Show each line from the listing that includes the word "init".
──────── DATA EXTRACT
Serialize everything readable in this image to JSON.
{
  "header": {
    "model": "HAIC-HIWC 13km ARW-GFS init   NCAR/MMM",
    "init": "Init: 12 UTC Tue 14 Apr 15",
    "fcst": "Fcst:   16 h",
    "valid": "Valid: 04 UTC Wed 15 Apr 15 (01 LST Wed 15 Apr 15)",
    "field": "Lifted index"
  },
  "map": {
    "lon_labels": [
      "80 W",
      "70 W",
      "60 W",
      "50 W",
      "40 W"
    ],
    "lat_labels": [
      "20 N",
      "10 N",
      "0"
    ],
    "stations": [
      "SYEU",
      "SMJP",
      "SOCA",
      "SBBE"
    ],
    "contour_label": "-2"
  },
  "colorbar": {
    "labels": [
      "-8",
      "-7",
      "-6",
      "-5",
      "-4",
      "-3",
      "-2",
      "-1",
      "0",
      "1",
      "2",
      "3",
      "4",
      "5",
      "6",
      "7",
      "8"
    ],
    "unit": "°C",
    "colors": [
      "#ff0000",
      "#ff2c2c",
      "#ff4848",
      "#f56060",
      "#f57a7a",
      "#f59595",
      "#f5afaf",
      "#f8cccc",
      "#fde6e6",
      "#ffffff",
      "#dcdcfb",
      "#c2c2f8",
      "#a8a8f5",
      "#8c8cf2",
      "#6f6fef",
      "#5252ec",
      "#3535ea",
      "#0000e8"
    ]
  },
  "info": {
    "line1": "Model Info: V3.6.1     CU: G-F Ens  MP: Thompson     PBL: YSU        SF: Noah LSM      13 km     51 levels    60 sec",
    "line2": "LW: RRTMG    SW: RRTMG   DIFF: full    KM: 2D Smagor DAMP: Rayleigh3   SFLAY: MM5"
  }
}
────────────────
• **RESPONSE**
    "model": "HAIC-HIWC 13km ARW-GFS init   NCAR/MMM",
    "init": "Init: 12 UTC Tue 14 Apr 15",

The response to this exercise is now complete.